## Begin
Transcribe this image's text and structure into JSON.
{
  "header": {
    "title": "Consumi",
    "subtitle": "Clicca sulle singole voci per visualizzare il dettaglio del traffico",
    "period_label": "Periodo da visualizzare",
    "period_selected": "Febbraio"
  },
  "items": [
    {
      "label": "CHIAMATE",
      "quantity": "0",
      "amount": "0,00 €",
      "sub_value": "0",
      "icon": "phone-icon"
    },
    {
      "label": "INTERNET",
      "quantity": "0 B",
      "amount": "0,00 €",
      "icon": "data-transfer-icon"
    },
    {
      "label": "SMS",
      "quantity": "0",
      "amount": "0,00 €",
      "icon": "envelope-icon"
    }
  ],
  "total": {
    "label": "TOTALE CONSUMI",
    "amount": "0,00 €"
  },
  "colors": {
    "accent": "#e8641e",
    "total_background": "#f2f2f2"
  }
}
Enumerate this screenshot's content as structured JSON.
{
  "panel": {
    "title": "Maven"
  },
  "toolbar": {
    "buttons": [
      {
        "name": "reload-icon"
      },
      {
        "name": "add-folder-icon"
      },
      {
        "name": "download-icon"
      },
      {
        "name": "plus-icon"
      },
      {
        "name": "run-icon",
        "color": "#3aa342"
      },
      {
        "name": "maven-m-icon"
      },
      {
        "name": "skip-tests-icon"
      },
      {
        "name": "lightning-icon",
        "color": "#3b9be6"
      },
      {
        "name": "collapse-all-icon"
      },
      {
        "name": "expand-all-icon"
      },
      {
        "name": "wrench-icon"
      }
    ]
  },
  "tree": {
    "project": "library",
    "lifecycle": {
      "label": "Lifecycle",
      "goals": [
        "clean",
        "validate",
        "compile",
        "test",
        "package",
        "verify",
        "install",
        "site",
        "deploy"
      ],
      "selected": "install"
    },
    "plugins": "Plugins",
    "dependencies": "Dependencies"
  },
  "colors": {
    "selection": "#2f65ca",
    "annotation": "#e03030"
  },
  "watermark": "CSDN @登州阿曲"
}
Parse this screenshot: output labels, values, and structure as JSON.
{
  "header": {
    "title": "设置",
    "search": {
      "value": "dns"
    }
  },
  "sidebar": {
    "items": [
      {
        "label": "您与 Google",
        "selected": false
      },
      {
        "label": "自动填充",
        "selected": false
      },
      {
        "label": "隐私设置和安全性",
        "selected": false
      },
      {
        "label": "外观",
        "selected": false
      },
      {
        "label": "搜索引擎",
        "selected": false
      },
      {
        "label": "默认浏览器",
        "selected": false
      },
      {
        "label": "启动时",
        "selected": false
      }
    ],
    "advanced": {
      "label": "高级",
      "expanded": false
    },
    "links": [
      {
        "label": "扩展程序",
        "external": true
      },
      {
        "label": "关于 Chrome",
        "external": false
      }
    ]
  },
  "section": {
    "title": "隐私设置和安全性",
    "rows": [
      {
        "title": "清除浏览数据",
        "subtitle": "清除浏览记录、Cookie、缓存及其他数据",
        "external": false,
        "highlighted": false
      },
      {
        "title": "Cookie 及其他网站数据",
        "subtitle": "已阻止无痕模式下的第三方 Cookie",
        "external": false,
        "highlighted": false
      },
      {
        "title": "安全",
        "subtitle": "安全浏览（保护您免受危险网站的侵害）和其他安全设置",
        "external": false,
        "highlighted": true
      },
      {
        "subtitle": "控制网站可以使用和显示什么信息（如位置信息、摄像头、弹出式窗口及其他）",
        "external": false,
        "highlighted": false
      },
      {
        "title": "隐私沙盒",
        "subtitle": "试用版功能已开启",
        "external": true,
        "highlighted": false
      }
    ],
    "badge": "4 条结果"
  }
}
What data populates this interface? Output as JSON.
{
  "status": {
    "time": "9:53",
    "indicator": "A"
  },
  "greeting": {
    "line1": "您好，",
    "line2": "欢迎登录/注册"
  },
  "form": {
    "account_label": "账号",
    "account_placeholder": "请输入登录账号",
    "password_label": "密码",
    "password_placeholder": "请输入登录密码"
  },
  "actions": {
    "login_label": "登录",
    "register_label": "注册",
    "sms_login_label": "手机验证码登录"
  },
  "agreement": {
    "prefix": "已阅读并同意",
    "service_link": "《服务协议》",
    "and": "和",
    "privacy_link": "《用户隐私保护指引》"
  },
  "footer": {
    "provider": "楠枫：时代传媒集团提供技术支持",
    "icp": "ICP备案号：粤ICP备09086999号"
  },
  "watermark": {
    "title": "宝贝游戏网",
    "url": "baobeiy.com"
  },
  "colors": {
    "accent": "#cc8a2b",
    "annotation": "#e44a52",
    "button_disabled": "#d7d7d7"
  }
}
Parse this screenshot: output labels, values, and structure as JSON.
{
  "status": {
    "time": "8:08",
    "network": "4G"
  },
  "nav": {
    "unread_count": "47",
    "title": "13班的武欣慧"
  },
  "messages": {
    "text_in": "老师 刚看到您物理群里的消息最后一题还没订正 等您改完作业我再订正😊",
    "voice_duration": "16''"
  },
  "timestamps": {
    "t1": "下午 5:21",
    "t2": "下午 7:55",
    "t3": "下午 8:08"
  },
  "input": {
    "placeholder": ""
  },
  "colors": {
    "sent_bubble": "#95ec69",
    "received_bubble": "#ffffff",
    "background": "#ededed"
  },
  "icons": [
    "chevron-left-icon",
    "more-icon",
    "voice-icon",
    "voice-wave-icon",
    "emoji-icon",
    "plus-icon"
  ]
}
## End
**DESCRIPTION OF THE TASK**
Write out the full set of records exactly as given.

**RESULT OF THIS TASK**
Transcribe this image's text and structure into JSON.
{
  "header": {
    "title": "Consumi",
    "subtitle": "Clicca sulle singole voci per visualizzare il dettaglio del traffico",
    "period_label": "Periodo da visualizzare",
    "period_selected": "Febbraio"
  },
  "items": [
    {
      "label": "CHIAMATE",
      "quantity": "0",
      "amount": "0,00 €",
      "sub_value": "0",
      "icon": "phone-icon"
    },
    {
      "label": "INTERNET",
      "quantity": "0 B",
      "amount": "0,00 €",
      "icon": "data-transfer-icon"
    },
    {
      "label": "SMS",
      "quantity": "0",
      "amount": "0,00 €",
      "icon": "envelope-icon"
    }
  ],
  "total": {
    "label": "TOTALE CONSUMI",
    "amount": "0,00 €"
  },
  "colors": {
    "accent": "#e8641e",
    "total_background": "#f2f2f2"
  }
}
Enumerate this screenshot's content as structured JSON.
{
  "panel": {
    "title": "Maven"
  },
  "toolbar": {
    "buttons": [
      {
        "name": "reload-icon"
      },
      {
        "name": "add-folder-icon"
      },
      {
        "name": "download-icon"
      },
      {
        "name": "plus-icon"
      },
      {
        "name": "run-icon",
        "color": "#3aa342"
      },
      {
        "name": "maven-m-icon"
      },
      {
        "name": "skip-tests-icon"
      },
      {
        "name": "lightning-icon",
        "color": "#3b9be6"
      },
      {
        "name": "collapse-all-icon"
      },
      {
        "name": "expand-all-icon"
      },
      {
        "name": "wrench-icon"
      }
    ]
  },
  "tree": {
    "project": "library",
    "lifecycle": {
      "label": "Lifecycle",
      "goals": [
        "clean",
        "validate",
        "compile",
        "test",
        "package",
        "verify",
        "install",
        "site",
        "deploy"
      ],
      "selected": "install"
    },
    "plugins": "Plugins",
    "dependencies": "Dependencies"
  },
  "colors": {
    "selection": "#2f65ca",
    "annotation": "#e03030"
  },
  "watermark": "CSDN @登州阿曲"
}
Parse this screenshot: output labels, values, and structure as JSON.
{
  "header": {
    "title": "设置",
    "search": {
      "value": "dns"
    }
  },
  "sidebar": {
    "items": [
      {
        "label": "您与 Google",
        "selected": false
      },
      {
        "label": "自动填充",
        "selected": false
      },
      {
        "label": "隐私设置和安全性",
        "selected": false
      },
      {
        "label": "外观",
        "selected": false
      },
      {
        "label": "搜索引擎",
        "selected": false
      },
      {
        "label": "默认浏览器",
        "selected": false
      },
      {
        "label": "启动时",
        "selected": false
      }
    ],
    "advanced": {
      "label": "高级",
      "expanded": false
    },
    "links": [
      {
        "label": "扩展程序",
        "external": true
      },
      {
        "label": "关于 Chrome",
        "external": false
      }
    ]
  },
  "section": {
    "title": "隐私设置和安全性",
    "rows": [
      {
        "title": "清除浏览数据",
        "subtitle": "清除浏览记录、Cookie、缓存及其他数据",
        "external": false,
        "highlighted": false
      },
      {
        "title": "Cookie 及其他网站数据",
        "subtitle": "已阻止无痕模式下的第三方 Cookie",
        "external": false,
        "highlighted": false
      },
      {
        "title": "安全",
        "subtitle": "安全浏览（保护您免受危险网站的侵害）和其他安全设置",
        "external": false,
        "highlighted": true
      },
      {
        "subtitle": "控制网站可以使用和显示什么信息（如位置信息、摄像头、弹出式窗口及其他）",
        "external": false,
        "highlighted": false
      },
      {
        "title": "隐私沙盒",
        "subtitle": "试用版功能已开启",
        "external": true,
        "highlighted": false
      }
    ],
    "badge": "4 条结果"
  }
}
What data populates this interface? Output as JSON.
{
  "status": {
    "time": "9:53",
    "indicator": "A"
  },
  "greeting": {
    "line1": "您好，",
    "line2": "欢迎登录/注册"
  },
  "form": {
    "account_label": "账号",
    "account_placeholder": "请输入登录账号",
    "password_label": "密码",
    "password_placeholder": "请输入登录密码"
  },
  "actions": {
    "login_label": "登录",
    "register_label": "注册",
    "sms_login_label": "手机验证码登录"
  },
  "agreement": {
    "prefix": "已阅读并同意",
    "service_link": "《服务协议》",
    "and": "和",
    "privacy_link": "《用户隐私保护指引》"
  },
  "footer": {
    "provider": "楠枫：时代传媒集团提供技术支持",
    "icp": "ICP备案号：粤ICP备09086999号"
  },
  "watermark": {
    "title": "宝贝游戏网",
    "url": "baobeiy.com"
  },
  "colors": {
    "accent": "#cc8a2b",
    "annotation": "#e44a52",
    "button_disabled": "#d7d7d7"
  }
}
Parse this screenshot: output labels, values, and structure as JSON.
{
  "status": {
    "time": "8:08",
    "network": "4G"
  },
  "nav": {
    "unread_count": "47",
    "title": "13班的武欣慧"
  },
  "messages": {
    "text_in": "老师 刚看到您物理群里的消息最后一题还没订正 等您改完作业我再订正😊",
    "voice_duration": "16''"
  },
  "timestamps": {
    "t1": "下午 5:21",
    "t2": "下午 7:55",
    "t3": "下午 8:08"
  },
  "input": {
    "placeholder": ""
  },
  "colors": {
    "sent_bubble": "#95ec69",
    "received_bubble": "#ffffff",
    "background": "#ededed"
  },
  "icons": [
    "chevron-left-icon",
    "more-icon",
    "voice-icon",
    "voice-wave-icon",
    "emoji-icon",
    "plus-icon"
  ]
}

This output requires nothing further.